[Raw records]

________

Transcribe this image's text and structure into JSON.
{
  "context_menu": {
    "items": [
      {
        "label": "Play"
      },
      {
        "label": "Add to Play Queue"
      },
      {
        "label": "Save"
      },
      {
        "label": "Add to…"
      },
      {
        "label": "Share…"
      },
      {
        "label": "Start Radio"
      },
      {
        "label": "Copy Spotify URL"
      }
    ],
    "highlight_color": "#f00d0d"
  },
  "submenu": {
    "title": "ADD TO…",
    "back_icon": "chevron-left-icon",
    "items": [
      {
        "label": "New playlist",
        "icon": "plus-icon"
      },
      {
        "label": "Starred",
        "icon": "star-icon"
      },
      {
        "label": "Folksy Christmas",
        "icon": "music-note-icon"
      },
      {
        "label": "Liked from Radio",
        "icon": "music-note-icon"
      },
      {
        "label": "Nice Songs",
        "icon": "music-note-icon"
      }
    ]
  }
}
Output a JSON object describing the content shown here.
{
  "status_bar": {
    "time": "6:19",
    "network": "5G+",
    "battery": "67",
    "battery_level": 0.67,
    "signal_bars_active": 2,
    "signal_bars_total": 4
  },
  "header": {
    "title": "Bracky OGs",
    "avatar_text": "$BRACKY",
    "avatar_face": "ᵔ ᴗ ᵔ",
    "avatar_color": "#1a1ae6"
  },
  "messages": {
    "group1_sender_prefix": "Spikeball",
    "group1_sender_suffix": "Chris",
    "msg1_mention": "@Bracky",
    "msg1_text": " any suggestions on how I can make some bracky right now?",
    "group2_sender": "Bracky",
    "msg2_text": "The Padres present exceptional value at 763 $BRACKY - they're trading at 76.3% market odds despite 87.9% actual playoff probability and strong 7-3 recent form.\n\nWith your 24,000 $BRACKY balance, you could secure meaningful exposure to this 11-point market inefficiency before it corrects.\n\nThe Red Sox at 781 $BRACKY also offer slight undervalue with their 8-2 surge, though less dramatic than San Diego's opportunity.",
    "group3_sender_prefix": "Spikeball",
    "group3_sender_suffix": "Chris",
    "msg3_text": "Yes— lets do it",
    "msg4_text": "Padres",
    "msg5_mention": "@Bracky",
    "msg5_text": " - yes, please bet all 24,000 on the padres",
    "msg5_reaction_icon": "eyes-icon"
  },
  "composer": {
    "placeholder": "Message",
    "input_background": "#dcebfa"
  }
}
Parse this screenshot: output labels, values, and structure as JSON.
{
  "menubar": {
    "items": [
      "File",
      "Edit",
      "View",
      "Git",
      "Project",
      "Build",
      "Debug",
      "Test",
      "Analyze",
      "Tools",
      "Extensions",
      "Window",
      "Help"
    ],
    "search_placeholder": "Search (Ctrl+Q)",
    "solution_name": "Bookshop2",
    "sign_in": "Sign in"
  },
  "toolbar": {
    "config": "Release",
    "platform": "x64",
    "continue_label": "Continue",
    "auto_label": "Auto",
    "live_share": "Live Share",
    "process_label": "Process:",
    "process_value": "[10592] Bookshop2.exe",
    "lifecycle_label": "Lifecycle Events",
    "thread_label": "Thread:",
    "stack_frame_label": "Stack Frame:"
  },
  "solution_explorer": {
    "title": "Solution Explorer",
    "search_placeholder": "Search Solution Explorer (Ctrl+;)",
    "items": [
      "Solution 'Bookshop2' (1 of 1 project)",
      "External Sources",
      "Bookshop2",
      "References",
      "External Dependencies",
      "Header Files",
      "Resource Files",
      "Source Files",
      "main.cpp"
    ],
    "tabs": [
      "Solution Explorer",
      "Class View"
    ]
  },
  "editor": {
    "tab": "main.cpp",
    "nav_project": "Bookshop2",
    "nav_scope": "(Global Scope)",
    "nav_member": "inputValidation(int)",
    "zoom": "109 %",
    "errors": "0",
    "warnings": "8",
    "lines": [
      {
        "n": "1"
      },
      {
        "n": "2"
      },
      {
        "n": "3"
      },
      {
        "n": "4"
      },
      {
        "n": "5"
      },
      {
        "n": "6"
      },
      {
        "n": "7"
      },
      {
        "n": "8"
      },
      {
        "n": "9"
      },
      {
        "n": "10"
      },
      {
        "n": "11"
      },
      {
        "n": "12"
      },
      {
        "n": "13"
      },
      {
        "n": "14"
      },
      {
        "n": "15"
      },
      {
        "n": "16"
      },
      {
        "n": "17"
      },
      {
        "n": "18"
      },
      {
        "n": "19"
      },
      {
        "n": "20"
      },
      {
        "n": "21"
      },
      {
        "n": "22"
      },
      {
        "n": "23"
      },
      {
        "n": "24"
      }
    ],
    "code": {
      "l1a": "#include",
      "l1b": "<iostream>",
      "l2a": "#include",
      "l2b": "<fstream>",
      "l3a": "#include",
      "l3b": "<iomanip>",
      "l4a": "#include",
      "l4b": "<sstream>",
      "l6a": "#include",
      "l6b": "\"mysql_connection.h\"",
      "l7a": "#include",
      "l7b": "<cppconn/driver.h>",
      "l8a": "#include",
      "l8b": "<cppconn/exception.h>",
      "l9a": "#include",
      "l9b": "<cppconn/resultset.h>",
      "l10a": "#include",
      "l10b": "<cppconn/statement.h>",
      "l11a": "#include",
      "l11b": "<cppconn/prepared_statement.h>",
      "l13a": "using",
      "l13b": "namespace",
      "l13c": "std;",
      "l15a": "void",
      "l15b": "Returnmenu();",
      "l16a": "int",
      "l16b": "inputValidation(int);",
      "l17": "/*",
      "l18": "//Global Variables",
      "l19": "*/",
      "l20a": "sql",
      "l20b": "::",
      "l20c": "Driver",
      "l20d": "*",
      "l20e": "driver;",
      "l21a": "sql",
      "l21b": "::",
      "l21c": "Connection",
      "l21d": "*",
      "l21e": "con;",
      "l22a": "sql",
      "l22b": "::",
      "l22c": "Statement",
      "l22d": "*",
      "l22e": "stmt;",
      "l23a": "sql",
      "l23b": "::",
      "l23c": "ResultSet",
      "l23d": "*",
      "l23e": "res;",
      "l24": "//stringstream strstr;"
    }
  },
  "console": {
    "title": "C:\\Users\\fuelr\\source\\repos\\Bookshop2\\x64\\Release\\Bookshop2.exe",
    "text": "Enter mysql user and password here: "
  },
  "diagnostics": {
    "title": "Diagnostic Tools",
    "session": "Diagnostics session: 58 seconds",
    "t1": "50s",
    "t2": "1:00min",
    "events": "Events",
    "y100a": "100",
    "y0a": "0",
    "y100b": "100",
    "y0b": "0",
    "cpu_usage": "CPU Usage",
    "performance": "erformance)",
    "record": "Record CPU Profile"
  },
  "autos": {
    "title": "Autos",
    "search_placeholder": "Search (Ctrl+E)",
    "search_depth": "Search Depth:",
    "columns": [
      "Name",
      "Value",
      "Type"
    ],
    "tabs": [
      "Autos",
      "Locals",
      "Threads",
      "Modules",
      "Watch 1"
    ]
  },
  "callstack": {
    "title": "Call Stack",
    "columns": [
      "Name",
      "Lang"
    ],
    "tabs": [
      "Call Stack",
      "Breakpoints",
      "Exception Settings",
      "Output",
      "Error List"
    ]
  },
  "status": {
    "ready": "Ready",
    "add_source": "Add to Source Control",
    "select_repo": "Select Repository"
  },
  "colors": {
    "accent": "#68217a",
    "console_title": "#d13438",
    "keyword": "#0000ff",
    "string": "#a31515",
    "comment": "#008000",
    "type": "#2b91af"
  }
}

________

TASK STATEMENT:
Copy each line of the preceding data that contains the string "External".

CORRECT ANSWER:
      "External Sources",
      "External Dependencies",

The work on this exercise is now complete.